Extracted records
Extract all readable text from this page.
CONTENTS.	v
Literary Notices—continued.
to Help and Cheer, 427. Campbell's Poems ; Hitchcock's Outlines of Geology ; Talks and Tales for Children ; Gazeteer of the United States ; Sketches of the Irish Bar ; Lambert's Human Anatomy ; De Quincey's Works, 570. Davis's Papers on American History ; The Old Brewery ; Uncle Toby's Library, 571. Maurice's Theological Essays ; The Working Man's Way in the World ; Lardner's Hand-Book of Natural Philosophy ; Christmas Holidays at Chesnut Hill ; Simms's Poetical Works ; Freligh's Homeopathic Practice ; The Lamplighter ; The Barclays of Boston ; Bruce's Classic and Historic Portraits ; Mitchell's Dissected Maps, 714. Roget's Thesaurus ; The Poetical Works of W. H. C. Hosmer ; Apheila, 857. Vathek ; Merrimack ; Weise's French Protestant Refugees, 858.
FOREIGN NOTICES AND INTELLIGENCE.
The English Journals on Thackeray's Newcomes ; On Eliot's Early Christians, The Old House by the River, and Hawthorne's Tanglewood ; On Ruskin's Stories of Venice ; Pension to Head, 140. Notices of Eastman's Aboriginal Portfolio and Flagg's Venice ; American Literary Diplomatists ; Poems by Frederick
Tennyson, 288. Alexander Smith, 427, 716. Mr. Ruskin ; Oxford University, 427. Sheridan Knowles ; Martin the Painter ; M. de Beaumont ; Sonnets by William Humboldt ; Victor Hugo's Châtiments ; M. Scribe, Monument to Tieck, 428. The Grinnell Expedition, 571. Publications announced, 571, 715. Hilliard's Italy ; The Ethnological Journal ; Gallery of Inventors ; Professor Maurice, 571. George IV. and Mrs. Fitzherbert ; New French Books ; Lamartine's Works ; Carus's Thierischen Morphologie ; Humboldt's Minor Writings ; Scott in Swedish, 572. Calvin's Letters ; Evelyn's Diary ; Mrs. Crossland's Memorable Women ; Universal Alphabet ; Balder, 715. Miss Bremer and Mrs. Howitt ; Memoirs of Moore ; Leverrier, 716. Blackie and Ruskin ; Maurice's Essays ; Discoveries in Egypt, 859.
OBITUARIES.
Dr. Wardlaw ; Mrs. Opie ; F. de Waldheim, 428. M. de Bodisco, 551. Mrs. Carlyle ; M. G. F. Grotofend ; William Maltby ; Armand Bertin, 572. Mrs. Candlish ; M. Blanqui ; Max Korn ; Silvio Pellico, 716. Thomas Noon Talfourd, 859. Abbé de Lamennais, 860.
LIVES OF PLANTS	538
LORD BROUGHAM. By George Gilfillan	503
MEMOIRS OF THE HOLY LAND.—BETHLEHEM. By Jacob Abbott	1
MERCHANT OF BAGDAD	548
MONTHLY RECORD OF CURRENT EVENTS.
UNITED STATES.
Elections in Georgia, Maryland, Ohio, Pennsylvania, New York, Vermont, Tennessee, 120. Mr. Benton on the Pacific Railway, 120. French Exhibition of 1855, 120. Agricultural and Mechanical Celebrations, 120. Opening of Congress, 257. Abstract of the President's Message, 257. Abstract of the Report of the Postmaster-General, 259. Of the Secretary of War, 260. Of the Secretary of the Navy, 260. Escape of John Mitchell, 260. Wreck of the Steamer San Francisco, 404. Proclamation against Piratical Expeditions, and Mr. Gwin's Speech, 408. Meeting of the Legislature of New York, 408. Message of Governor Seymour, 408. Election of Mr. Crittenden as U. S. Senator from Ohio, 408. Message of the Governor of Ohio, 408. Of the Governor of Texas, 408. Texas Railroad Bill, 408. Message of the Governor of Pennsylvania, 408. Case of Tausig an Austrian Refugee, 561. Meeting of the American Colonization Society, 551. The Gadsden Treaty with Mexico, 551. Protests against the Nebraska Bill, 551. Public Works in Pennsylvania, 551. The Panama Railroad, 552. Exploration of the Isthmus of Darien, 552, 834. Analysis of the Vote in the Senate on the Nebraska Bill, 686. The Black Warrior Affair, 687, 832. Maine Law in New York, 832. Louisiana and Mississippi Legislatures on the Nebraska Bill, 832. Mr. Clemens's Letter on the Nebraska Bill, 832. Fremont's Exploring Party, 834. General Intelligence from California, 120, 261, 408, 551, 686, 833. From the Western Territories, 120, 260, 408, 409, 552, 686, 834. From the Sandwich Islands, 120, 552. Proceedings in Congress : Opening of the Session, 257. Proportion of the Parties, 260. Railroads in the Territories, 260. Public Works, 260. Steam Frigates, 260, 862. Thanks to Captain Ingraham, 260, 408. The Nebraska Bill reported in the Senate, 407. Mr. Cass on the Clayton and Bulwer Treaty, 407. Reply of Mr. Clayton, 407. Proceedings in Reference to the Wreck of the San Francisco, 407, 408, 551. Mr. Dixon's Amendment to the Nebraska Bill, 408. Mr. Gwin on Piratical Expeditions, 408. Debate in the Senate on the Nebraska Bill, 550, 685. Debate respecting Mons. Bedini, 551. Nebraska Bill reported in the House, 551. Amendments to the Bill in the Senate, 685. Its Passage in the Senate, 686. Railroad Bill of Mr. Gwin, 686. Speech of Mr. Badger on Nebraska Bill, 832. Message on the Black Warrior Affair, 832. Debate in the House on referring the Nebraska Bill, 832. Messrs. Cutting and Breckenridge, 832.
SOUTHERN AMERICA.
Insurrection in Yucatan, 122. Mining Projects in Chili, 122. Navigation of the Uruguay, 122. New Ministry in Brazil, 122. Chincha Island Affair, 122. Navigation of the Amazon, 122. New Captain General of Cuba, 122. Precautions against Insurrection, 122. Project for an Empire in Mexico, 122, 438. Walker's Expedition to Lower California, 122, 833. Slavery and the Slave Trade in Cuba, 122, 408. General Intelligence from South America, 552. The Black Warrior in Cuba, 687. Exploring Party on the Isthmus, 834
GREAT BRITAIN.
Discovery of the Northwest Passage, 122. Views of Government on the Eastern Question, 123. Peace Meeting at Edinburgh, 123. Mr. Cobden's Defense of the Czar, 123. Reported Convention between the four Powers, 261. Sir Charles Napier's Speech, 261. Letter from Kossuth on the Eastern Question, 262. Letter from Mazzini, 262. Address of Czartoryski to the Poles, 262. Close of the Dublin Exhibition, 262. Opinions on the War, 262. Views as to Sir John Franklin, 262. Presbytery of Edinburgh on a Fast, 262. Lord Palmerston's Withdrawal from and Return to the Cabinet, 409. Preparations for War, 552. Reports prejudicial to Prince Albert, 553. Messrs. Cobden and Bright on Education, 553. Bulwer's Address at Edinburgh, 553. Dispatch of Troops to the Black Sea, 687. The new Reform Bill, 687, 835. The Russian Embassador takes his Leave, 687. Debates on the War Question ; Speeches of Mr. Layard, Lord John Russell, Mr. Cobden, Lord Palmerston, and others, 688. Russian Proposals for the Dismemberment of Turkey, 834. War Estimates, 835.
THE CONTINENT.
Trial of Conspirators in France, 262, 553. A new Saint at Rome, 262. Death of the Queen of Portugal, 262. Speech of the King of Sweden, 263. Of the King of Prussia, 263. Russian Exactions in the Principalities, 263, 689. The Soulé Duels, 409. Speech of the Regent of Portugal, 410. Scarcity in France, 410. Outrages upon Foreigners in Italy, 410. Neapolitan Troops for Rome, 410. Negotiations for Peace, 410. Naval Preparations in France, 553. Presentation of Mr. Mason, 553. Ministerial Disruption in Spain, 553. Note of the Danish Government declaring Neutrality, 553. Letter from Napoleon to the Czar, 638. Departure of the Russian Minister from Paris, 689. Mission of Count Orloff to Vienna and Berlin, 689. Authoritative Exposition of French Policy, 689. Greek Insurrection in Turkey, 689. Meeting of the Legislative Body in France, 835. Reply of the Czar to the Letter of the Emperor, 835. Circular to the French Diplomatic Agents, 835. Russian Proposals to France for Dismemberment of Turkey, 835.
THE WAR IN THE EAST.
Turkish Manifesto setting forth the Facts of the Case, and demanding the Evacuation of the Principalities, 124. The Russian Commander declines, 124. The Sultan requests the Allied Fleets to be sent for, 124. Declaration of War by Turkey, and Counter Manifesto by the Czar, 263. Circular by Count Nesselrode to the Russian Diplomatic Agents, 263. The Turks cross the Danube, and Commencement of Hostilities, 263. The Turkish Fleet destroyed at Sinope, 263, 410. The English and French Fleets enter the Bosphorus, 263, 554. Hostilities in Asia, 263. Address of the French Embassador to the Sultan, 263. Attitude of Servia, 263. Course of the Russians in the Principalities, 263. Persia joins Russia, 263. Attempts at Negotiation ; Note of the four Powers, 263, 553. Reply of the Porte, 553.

* * *

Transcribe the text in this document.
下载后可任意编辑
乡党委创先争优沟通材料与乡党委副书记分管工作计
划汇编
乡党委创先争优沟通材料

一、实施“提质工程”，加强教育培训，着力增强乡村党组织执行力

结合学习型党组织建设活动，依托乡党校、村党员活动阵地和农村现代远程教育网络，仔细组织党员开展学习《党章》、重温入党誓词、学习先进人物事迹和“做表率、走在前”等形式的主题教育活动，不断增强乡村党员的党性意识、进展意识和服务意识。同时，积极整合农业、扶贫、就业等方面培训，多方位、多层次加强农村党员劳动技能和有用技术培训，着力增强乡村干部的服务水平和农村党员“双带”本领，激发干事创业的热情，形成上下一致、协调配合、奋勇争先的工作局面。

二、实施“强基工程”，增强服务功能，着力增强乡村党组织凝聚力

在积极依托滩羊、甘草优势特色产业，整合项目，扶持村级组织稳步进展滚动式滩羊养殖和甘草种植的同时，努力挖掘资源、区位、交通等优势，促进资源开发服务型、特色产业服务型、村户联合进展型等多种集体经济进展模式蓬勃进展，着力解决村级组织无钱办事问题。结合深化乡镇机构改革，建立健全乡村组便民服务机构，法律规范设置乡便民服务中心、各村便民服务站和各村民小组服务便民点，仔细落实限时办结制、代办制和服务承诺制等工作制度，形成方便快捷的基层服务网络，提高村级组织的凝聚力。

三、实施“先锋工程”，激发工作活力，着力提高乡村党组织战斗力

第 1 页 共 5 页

INSTRUCTIONS FOR THE TASK
In the records above, locate every line with the string "this" and copy it.

TASK RESPONSE
Extract all readable text from this page.
Transcribe the text in this document.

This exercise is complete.